◆ Exercise instructions ◆
Go through the material and tally the lines containing the string "zemřel". Give the total alone.

(Data excerpts)
---
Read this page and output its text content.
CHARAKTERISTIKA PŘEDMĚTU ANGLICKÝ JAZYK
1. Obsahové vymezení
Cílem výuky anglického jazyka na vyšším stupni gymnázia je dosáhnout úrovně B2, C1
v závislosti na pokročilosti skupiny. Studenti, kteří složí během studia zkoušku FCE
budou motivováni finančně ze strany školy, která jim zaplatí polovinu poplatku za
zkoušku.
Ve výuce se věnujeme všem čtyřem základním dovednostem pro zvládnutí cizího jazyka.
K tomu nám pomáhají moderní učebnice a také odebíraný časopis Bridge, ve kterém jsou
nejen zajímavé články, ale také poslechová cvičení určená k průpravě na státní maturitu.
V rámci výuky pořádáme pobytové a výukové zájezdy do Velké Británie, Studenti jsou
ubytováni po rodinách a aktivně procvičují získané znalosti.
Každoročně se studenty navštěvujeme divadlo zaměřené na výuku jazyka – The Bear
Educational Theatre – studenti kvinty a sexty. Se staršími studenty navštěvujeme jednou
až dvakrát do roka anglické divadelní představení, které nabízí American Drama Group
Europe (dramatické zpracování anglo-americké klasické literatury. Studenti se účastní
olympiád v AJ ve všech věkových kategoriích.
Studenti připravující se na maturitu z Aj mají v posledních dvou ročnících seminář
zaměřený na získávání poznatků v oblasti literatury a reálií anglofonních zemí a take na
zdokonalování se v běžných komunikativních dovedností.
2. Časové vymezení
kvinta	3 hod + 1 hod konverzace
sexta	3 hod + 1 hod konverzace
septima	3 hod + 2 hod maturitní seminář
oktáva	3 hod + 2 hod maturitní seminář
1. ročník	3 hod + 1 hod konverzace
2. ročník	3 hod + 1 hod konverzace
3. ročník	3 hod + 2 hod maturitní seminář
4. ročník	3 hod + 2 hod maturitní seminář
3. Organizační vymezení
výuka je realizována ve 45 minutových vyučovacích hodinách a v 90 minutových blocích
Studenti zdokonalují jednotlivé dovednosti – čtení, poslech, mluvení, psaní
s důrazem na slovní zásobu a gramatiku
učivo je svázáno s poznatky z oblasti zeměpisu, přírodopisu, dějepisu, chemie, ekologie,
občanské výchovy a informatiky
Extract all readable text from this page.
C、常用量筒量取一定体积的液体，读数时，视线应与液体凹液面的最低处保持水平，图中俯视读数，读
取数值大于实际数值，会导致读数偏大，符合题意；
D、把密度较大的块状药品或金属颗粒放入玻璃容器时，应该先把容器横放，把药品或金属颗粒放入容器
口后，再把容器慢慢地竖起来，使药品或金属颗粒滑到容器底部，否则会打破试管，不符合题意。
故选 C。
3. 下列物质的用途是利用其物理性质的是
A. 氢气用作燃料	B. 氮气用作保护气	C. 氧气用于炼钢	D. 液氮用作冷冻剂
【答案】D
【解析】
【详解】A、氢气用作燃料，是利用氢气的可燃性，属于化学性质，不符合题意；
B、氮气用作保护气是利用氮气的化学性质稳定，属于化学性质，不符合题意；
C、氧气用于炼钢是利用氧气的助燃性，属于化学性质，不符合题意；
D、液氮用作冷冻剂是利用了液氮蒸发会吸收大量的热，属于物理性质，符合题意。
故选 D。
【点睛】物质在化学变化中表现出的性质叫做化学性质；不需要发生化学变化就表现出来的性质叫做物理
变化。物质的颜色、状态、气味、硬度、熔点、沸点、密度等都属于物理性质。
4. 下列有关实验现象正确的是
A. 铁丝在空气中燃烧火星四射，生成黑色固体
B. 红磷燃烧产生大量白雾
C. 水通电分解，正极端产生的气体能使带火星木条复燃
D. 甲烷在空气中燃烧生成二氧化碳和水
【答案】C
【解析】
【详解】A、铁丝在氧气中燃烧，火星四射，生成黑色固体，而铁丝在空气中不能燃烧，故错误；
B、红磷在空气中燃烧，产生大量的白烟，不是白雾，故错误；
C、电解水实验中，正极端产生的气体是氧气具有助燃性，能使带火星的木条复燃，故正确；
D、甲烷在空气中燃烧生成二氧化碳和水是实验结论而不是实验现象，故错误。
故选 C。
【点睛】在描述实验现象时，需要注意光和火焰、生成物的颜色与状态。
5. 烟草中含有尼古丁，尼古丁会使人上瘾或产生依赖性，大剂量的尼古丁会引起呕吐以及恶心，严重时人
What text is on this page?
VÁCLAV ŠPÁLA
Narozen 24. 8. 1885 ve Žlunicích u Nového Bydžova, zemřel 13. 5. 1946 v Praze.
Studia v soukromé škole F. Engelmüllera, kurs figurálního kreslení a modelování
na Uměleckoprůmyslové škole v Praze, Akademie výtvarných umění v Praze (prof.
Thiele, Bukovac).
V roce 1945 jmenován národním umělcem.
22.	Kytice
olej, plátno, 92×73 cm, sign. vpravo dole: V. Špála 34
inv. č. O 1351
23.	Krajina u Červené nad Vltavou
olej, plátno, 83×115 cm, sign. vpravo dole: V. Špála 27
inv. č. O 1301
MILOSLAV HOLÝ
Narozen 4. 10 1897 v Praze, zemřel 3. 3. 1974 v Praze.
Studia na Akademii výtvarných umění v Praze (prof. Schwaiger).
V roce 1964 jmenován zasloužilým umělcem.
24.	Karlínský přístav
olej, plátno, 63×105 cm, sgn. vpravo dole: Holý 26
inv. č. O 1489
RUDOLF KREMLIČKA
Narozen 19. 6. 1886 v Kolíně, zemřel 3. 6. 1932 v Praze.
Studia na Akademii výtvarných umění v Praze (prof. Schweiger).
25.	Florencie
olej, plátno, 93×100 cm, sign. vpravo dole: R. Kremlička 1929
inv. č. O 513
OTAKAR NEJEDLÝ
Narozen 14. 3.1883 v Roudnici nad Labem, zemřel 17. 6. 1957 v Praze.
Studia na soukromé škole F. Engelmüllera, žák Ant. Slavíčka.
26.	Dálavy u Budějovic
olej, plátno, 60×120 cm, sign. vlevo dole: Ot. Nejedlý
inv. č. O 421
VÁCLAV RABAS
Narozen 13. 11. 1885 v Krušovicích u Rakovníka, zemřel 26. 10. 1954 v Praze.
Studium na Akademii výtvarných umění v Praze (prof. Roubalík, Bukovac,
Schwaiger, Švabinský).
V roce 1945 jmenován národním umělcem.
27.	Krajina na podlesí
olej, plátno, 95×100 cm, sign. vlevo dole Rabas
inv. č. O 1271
---
◆ The solution ◆
5